__Do this__. With the pictures left out, copy the listing below exactly.
[start]
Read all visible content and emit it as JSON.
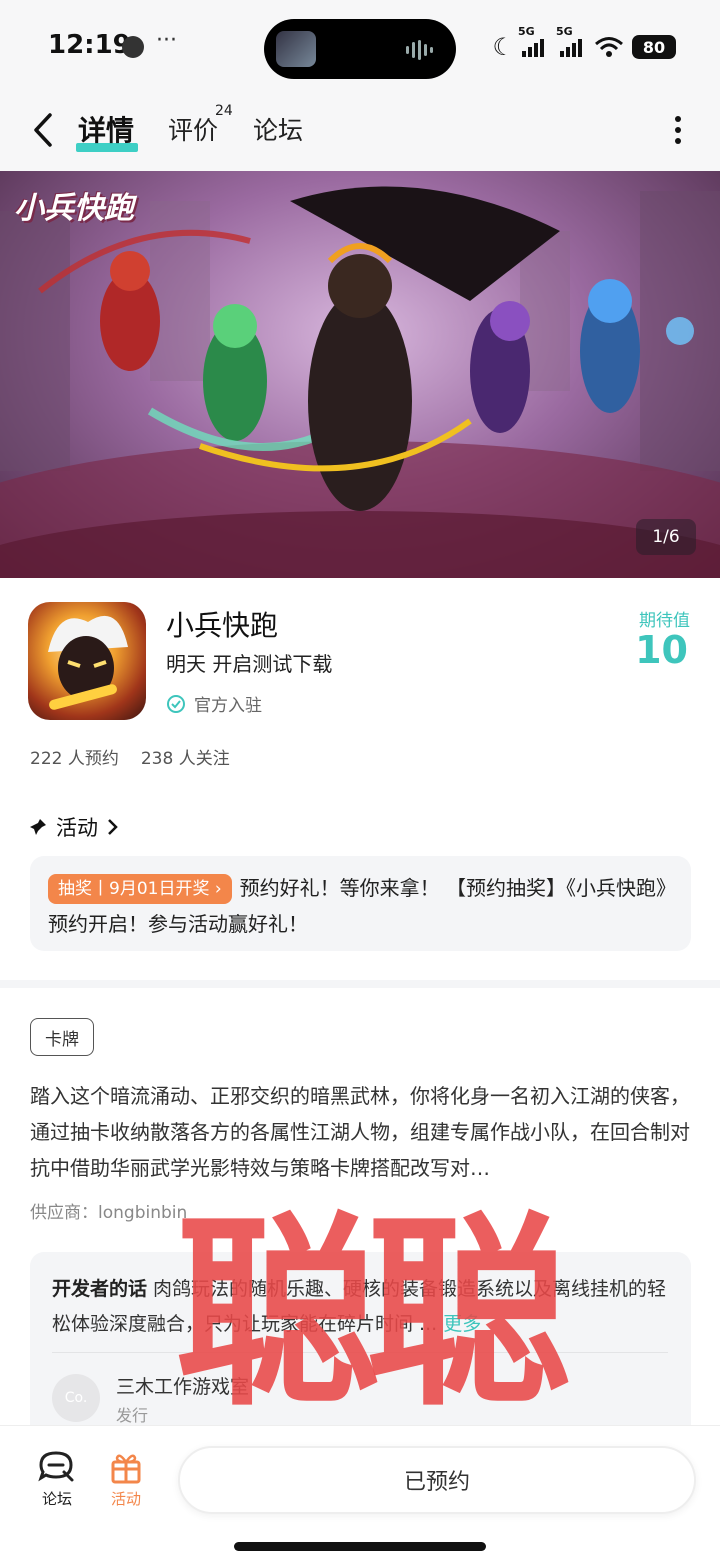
{
  "status_bar": {
    "time": "12:19",
    "network1": "5G",
    "network2": "5G",
    "battery": "80"
  },
  "nav": {
    "tabs": [
      {
        "label": "详情"
      },
      {
        "label": "评价",
        "badge": "24"
      },
      {
        "label": "论坛"
      }
    ]
  },
  "hero": {
    "logo_text": "小兵快跑",
    "counter": "1/6"
  },
  "app": {
    "title": "小兵快跑",
    "subtitle": "明天 开启测试下载",
    "official_label": "官方入驻",
    "expect_label": "期待值",
    "expect_value": "10",
    "reservations": "222 人预约",
    "followers": "238 人关注"
  },
  "activity": {
    "header": "活动",
    "badge": "抽奖丨9月01日开奖 ",
    "text": "预约好礼！等你来拿！ 【预约抽奖】《小兵快跑》预约开启！参与活动赢好礼！"
  },
  "game": {
    "tag": "卡牌",
    "description": "踏入这个暗流涌动、正邪交织的暗黑武林，你将化身一名初入江湖的侠客，通过抽卡收纳散落各方的各属性江湖人物，组建专属作战小队，在回合制对抗中借助华丽武学光影特效与策略卡牌搭配改写对…",
    "supplier": "供应商：longbinbin"
  },
  "developer": {
    "title": "开发者的话",
    "text": "肉鸽玩法的随机乐趣、硬核的装备锻造系统以及离线挂机的轻松体验深度融合，只为让玩家能在碎片时间 ...",
    "more": "更多",
    "avatar": "Co.",
    "name": "三木工作游戏室",
    "role": "发行"
  },
  "watermark": "聪聪",
  "bottom_bar": {
    "forum": "论坛",
    "activity": "活动",
    "reserve_button": "已预约"
  },
  "colors": {
    "accent": "#3ec5bc",
    "orange": "#f3864a",
    "watermark": "#e84848"
  }
}
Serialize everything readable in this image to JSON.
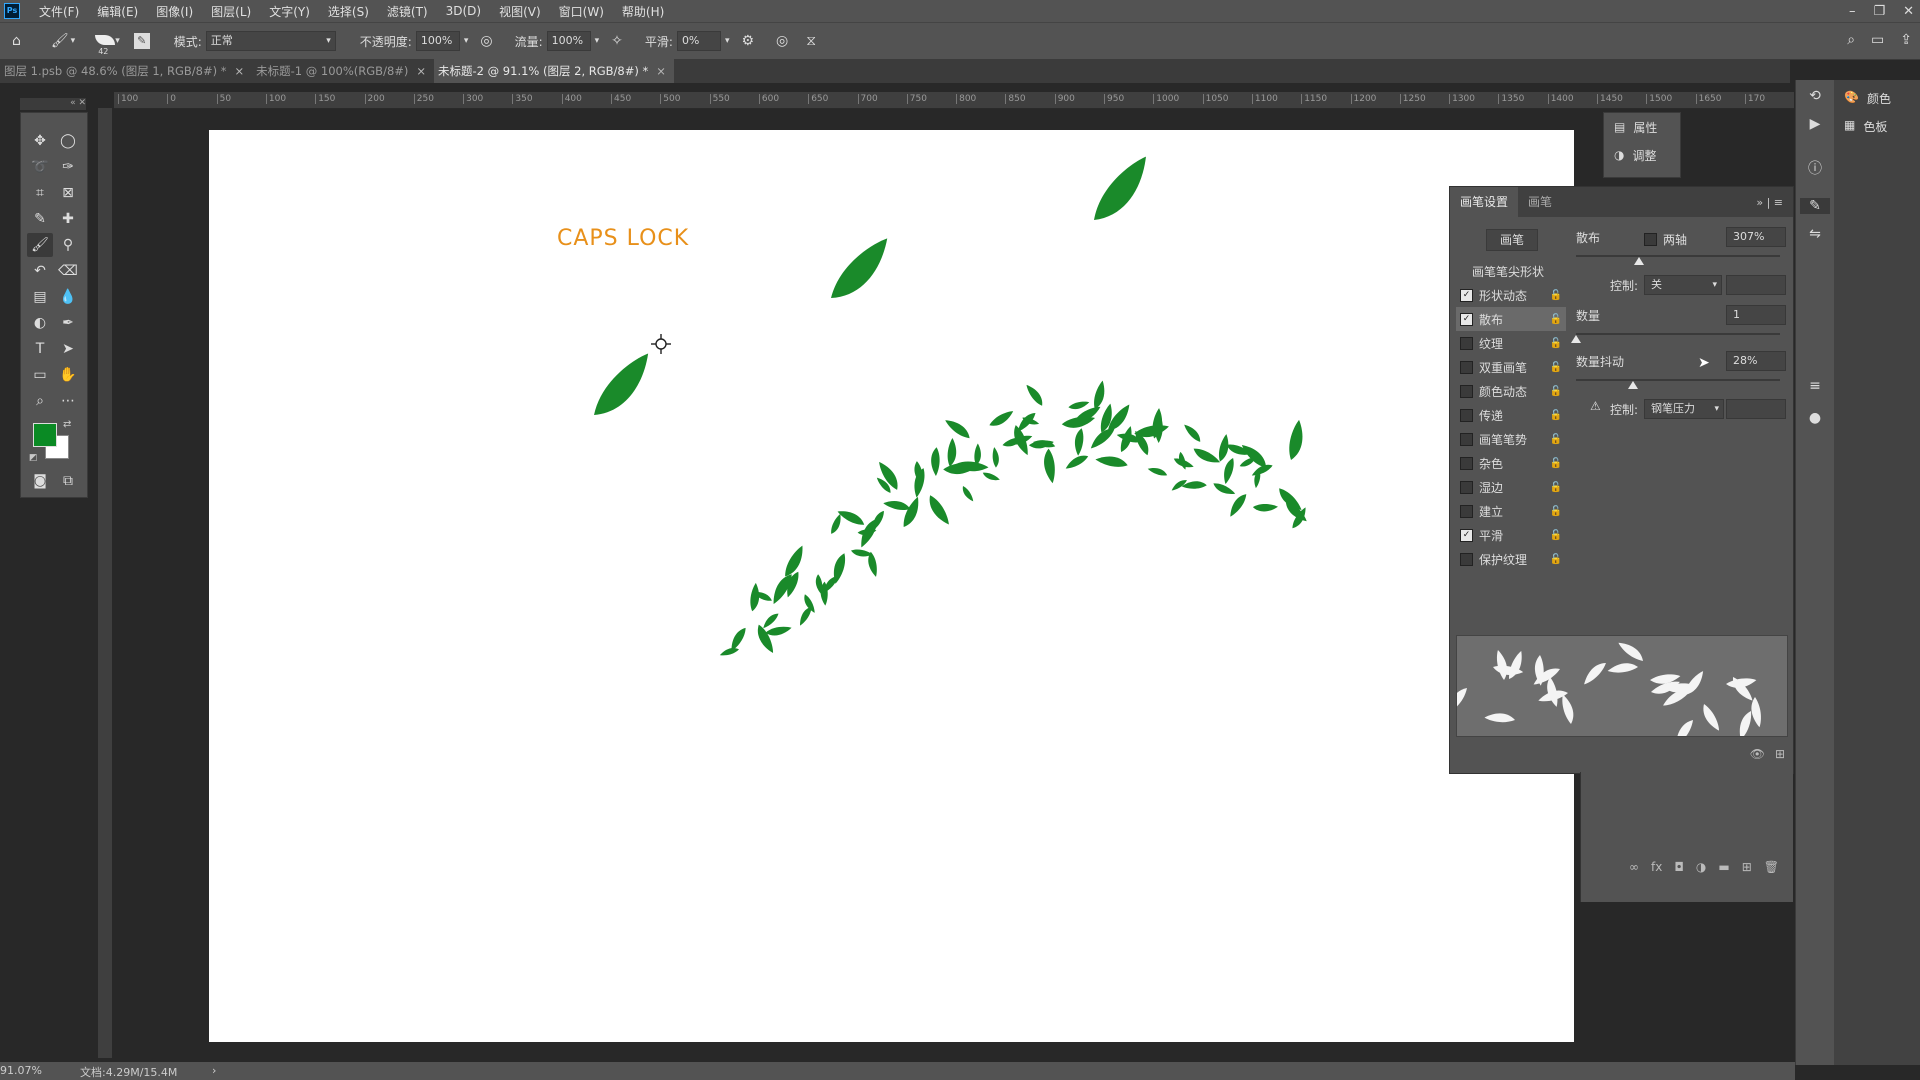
{
  "app": {
    "logo": "Ps"
  },
  "menu": [
    "文件(F)",
    "编辑(E)",
    "图像(I)",
    "图层(L)",
    "文字(Y)",
    "选择(S)",
    "滤镜(T)",
    "3D(D)",
    "视图(V)",
    "窗口(W)",
    "帮助(H)"
  ],
  "options": {
    "brush_size": "42",
    "mode_label": "模式:",
    "mode_value": "正常",
    "opacity_label": "不透明度:",
    "opacity_value": "100%",
    "flow_label": "流量:",
    "flow_value": "100%",
    "smooth_label": "平滑:",
    "smooth_value": "0%"
  },
  "tabs": [
    {
      "label": "图层 1.psb @ 48.6% (图层 1, RGB/8#) *"
    },
    {
      "label": "未标题-1 @ 100%(RGB/8#)"
    },
    {
      "label": "未标题-2 @ 91.1% (图层 2, RGB/8#) *"
    }
  ],
  "ruler_marks": [
    "100",
    "0",
    "50",
    "100",
    "150",
    "200",
    "250",
    "300",
    "350",
    "400",
    "450",
    "500",
    "550",
    "600",
    "650",
    "700",
    "750",
    "800",
    "850",
    "900",
    "950",
    "1000",
    "1050",
    "1100",
    "1150",
    "1200",
    "1250",
    "1300",
    "1350",
    "1400",
    "1450",
    "1500",
    "1650",
    "170"
  ],
  "canvas": {
    "caps_text": "CAPS LOCK"
  },
  "colors": {
    "foreground": "#0a8a24",
    "background": "#ffffff",
    "leaf": "#1a8a2a",
    "caps": "#e8901a"
  },
  "props_popout": {
    "properties": "属性",
    "adjustments": "调整"
  },
  "right_dock": {
    "color": "颜色",
    "swatches": "色板"
  },
  "brush_panel": {
    "tab_settings": "画笔设置",
    "tab_brush": "画笔",
    "brush_button": "画笔",
    "tip_shape": "画笔笔尖形状",
    "items": [
      {
        "label": "形状动态",
        "checked": true
      },
      {
        "label": "散布",
        "checked": true,
        "selected": true
      },
      {
        "label": "纹理",
        "checked": false
      },
      {
        "label": "双重画笔",
        "checked": false
      },
      {
        "label": "颜色动态",
        "checked": false
      },
      {
        "label": "传递",
        "checked": false
      },
      {
        "label": "画笔笔势",
        "checked": false
      },
      {
        "label": "杂色",
        "checked": false
      },
      {
        "label": "湿边",
        "checked": false
      },
      {
        "label": "建立",
        "checked": false
      },
      {
        "label": "平滑",
        "checked": true
      },
      {
        "label": "保护纹理",
        "checked": false
      }
    ],
    "scatter_label": "散布",
    "both_axes": "两轴",
    "scatter_value": "307%",
    "scatter_level": 0.31,
    "control1_label": "控制:",
    "control1_value": "关",
    "count_label": "数量",
    "count_value": "1",
    "count_level": 0.0,
    "count_jitter_label": "数量抖动",
    "count_jitter_value": "28%",
    "count_jitter_level": 0.28,
    "control2_label": "控制:",
    "control2_value": "钢笔压力"
  },
  "status": {
    "zoom": "91.07%",
    "doc": "文档:4.29M/15.4M"
  }
}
[end]
__Written reply__.
Read all visible content and emit it as JSON.
{
  "status_bar": {
    "time": "12:19",
    "network1": "5G",
    "network2": "5G",
    "battery": "80"
  },
  "nav": {
    "tabs": [
      {
        "label": "详情"
      },
      {
        "label": "评价",
        "badge": "24"
      },
      {
        "label": "论坛"
      }
    ]
  },
  "hero": {
    "logo_text": "小兵快跑",
    "counter": "1/6"
  },
  "app": {
    "title": "小兵快跑",
    "subtitle": "明天 开启测试下载",
    "official_label": "官方入驻",
    "expect_label": "期待值",
    "expect_value": "10",
    "reservations": "222 人预约",
    "followers": "238 人关注"
  },
  "activity": {
    "header": "活动",
    "badge": "抽奖丨9月01日开奖 ",
    "text": "预约好礼！等你来拿！ 【预约抽奖】《小兵快跑》预约开启！参与活动赢好礼！"
  },
  "game": {
    "tag": "卡牌",
    "description": "踏入这个暗流涌动、正邪交织的暗黑武林，你将化身一名初入江湖的侠客，通过抽卡收纳散落各方的各属性江湖人物，组建专属作战小队，在回合制对抗中借助华丽武学光影特效与策略卡牌搭配改写对…",
    "supplier": "供应商：longbinbin"
  },
  "developer": {
    "title": "开发者的话",
    "text": "肉鸽玩法的随机乐趣、硬核的装备锻造系统以及离线挂机的轻松体验深度融合，只为让玩家能在碎片时间 ...",
    "more": "更多",
    "avatar": "Co.",
    "name": "三木工作游戏室",
    "role": "发行"
  },
  "watermark": "聪聪",
  "bottom_bar": {
    "forum": "论坛",
    "activity": "活动",
    "reserve_button": "已预约"
  },
  "colors": {
    "accent": "#3ec5bc",
    "orange": "#f3864a",
    "watermark": "#e84848"
  }
}
Serialize everything readable in this image to JSON.
{
  "app": {
    "logo": "Ps"
  },
  "menu": [
    "文件(F)",
    "编辑(E)",
    "图像(I)",
    "图层(L)",
    "文字(Y)",
    "选择(S)",
    "滤镜(T)",
    "3D(D)",
    "视图(V)",
    "窗口(W)",
    "帮助(H)"
  ],
  "options": {
    "brush_size": "42",
    "mode_label": "模式:",
    "mode_value": "正常",
    "opacity_label": "不透明度:",
    "opacity_value": "100%",
    "flow_label": "流量:",
    "flow_value": "100%",
    "smooth_label": "平滑:",
    "smooth_value": "0%"
  },
  "tabs": [
    {
      "label": "图层 1.psb @ 48.6% (图层 1, RGB/8#) *"
    },
    {
      "label": "未标题-1 @ 100%(RGB/8#)"
    },
    {
      "label": "未标题-2 @ 91.1% (图层 2, RGB/8#) *"
    }
  ],
  "ruler_marks": [
    "100",
    "0",
    "50",
    "100",
    "150",
    "200",
    "250",
    "300",
    "350",
    "400",
    "450",
    "500",
    "550",
    "600",
    "650",
    "700",
    "750",
    "800",
    "850",
    "900",
    "950",
    "1000",
    "1050",
    "1100",
    "1150",
    "1200",
    "1250",
    "1300",
    "1350",
    "1400",
    "1450",
    "1500",
    "1650",
    "170"
  ],
  "canvas": {
    "caps_text": "CAPS LOCK"
  },
  "colors": {
    "foreground": "#0a8a24",
    "background": "#ffffff",
    "leaf": "#1a8a2a",
    "caps": "#e8901a"
  },
  "props_popout": {
    "properties": "属性",
    "adjustments": "调整"
  },
  "right_dock": {
    "color": "颜色",
    "swatches": "色板"
  },
  "brush_panel": {
    "tab_settings": "画笔设置",
    "tab_brush": "画笔",
    "brush_button": "画笔",
    "tip_shape": "画笔笔尖形状",
    "items": [
      {
        "label": "形状动态",
        "checked": true
      },
      {
        "label": "散布",
        "checked": true,
        "selected": true
      },
      {
        "label": "纹理",
        "checked": false
      },
      {
        "label": "双重画笔",
        "checked": false
      },
      {
        "label": "颜色动态",
        "checked": false
      },
      {
        "label": "传递",
        "checked": false
      },
      {
        "label": "画笔笔势",
        "checked": false
      },
      {
        "label": "杂色",
        "checked": false
      },
      {
        "label": "湿边",
        "checked": false
      },
      {
        "label": "建立",
        "checked": false
      },
      {
        "label": "平滑",
        "checked": true
      },
      {
        "label": "保护纹理",
        "checked": false
      }
    ],
    "scatter_label": "散布",
    "both_axes": "两轴",
    "scatter_value": "307%",
    "scatter_level": 0.31,
    "control1_label": "控制:",
    "control1_value": "关",
    "count_label": "数量",
    "count_value": "1",
    "count_level": 0.0,
    "count_jitter_label": "数量抖动",
    "count_jitter_value": "28%",
    "count_jitter_level": 0.28,
    "control2_label": "控制:",
    "control2_value": "钢笔压力"
  },
  "status": {
    "zoom": "91.07%",
    "doc": "文档:4.29M/15.4M"
  }
}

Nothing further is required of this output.